>> Begin GIVEN INFORMATION

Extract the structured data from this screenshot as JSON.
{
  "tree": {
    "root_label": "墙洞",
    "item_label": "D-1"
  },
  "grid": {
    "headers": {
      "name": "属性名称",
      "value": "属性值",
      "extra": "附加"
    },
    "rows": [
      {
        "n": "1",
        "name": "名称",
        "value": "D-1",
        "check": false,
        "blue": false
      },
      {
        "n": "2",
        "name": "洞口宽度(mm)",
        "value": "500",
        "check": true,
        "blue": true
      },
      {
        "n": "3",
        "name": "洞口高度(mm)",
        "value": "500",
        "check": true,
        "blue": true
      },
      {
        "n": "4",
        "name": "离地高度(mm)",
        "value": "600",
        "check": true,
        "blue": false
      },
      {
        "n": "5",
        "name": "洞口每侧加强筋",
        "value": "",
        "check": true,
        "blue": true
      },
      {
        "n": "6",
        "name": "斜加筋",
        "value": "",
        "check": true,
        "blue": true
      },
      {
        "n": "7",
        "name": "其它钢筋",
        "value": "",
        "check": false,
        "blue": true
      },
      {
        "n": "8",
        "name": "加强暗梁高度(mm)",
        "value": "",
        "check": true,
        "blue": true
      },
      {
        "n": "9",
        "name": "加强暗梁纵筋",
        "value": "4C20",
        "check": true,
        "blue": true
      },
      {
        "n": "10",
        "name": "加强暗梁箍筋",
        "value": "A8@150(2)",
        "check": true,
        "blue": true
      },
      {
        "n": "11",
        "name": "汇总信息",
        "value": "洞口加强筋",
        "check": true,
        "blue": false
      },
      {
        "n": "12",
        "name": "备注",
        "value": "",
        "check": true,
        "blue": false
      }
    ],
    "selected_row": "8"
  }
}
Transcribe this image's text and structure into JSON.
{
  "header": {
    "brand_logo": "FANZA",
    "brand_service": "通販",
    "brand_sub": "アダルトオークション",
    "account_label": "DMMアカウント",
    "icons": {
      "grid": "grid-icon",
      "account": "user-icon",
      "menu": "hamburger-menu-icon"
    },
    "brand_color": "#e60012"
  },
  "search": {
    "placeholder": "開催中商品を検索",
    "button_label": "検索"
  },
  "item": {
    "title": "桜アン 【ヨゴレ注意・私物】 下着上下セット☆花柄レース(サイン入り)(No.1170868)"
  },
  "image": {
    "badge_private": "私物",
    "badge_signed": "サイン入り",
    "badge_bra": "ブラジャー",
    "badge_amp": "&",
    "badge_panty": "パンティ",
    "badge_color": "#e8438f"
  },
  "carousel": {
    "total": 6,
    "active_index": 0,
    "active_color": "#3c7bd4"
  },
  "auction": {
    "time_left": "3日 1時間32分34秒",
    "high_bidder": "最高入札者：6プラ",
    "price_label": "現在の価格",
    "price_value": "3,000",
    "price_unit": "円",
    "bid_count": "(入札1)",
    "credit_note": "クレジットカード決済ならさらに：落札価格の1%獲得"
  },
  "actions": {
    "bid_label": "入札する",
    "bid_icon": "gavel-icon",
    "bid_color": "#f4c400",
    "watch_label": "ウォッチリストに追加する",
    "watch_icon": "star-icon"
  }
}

>> End GIVEN INFORMATION

**STATED GOAL:**
Go through the listing and print each line exactly as it appears.

**TASK RESULT:**
Extract the structured data from this screenshot as JSON.
{
  "tree": {
    "root_label": "墙洞",
    "item_label": "D-1"
  },
  "grid": {
    "headers": {
      "name": "属性名称",
      "value": "属性值",
      "extra": "附加"
    },
    "rows": [
      {
        "n": "1",
        "name": "名称",
        "value": "D-1",
        "check": false,
        "blue": false
      },
      {
        "n": "2",
        "name": "洞口宽度(mm)",
        "value": "500",
        "check": true,
        "blue": true
      },
      {
        "n": "3",
        "name": "洞口高度(mm)",
        "value": "500",
        "check": true,
        "blue": true
      },
      {
        "n": "4",
        "name": "离地高度(mm)",
        "value": "600",
        "check": true,
        "blue": false
      },
      {
        "n": "5",
        "name": "洞口每侧加强筋",
        "value": "",
        "check": true,
        "blue": true
      },
      {
        "n": "6",
        "name": "斜加筋",
        "value": "",
        "check": true,
        "blue": true
      },
      {
        "n": "7",
        "name": "其它钢筋",
        "value": "",
        "check": false,
        "blue": true
      },
      {
        "n": "8",
        "name": "加强暗梁高度(mm)",
        "value": "",
        "check": true,
        "blue": true
      },
      {
        "n": "9",
        "name": "加强暗梁纵筋",
        "value": "4C20",
        "check": true,
        "blue": true
      },
      {
        "n": "10",
        "name": "加强暗梁箍筋",
        "value": "A8@150(2)",
        "check": true,
        "blue": true
      },
      {
        "n": "11",
        "name": "汇总信息",
        "value": "洞口加强筋",
        "check": true,
        "blue": false
      },
      {
        "n": "12",
        "name": "备注",
        "value": "",
        "check": true,
        "blue": false
      }
    ],
    "selected_row": "8"
  }
}
Transcribe this image's text and structure into JSON.
{
  "header": {
    "brand_logo": "FANZA",
    "brand_service": "通販",
    "brand_sub": "アダルトオークション",
    "account_label": "DMMアカウント",
    "icons": {
      "grid": "grid-icon",
      "account": "user-icon",
      "menu": "hamburger-menu-icon"
    },
    "brand_color": "#e60012"
  },
  "search": {
    "placeholder": "開催中商品を検索",
    "button_label": "検索"
  },
  "item": {
    "title": "桜アン 【ヨゴレ注意・私物】 下着上下セット☆花柄レース(サイン入り)(No.1170868)"
  },
  "image": {
    "badge_private": "私物",
    "badge_signed": "サイン入り",
    "badge_bra": "ブラジャー",
    "badge_amp": "&",
    "badge_panty": "パンティ",
    "badge_color": "#e8438f"
  },
  "carousel": {
    "total": 6,
    "active_index": 0,
    "active_color": "#3c7bd4"
  },
  "auction": {
    "time_left": "3日 1時間32分34秒",
    "high_bidder": "最高入札者：6プラ",
    "price_label": "現在の価格",
    "price_value": "3,000",
    "price_unit": "円",
    "bid_count": "(入札1)",
    "credit_note": "クレジットカード決済ならさらに：落札価格の1%獲得"
  },
  "actions": {
    "bid_label": "入札する",
    "bid_icon": "gavel-icon",
    "bid_color": "#f4c400",
    "watch_label": "ウォッチリストに追加する",
    "watch_icon": "star-icon"
  }
}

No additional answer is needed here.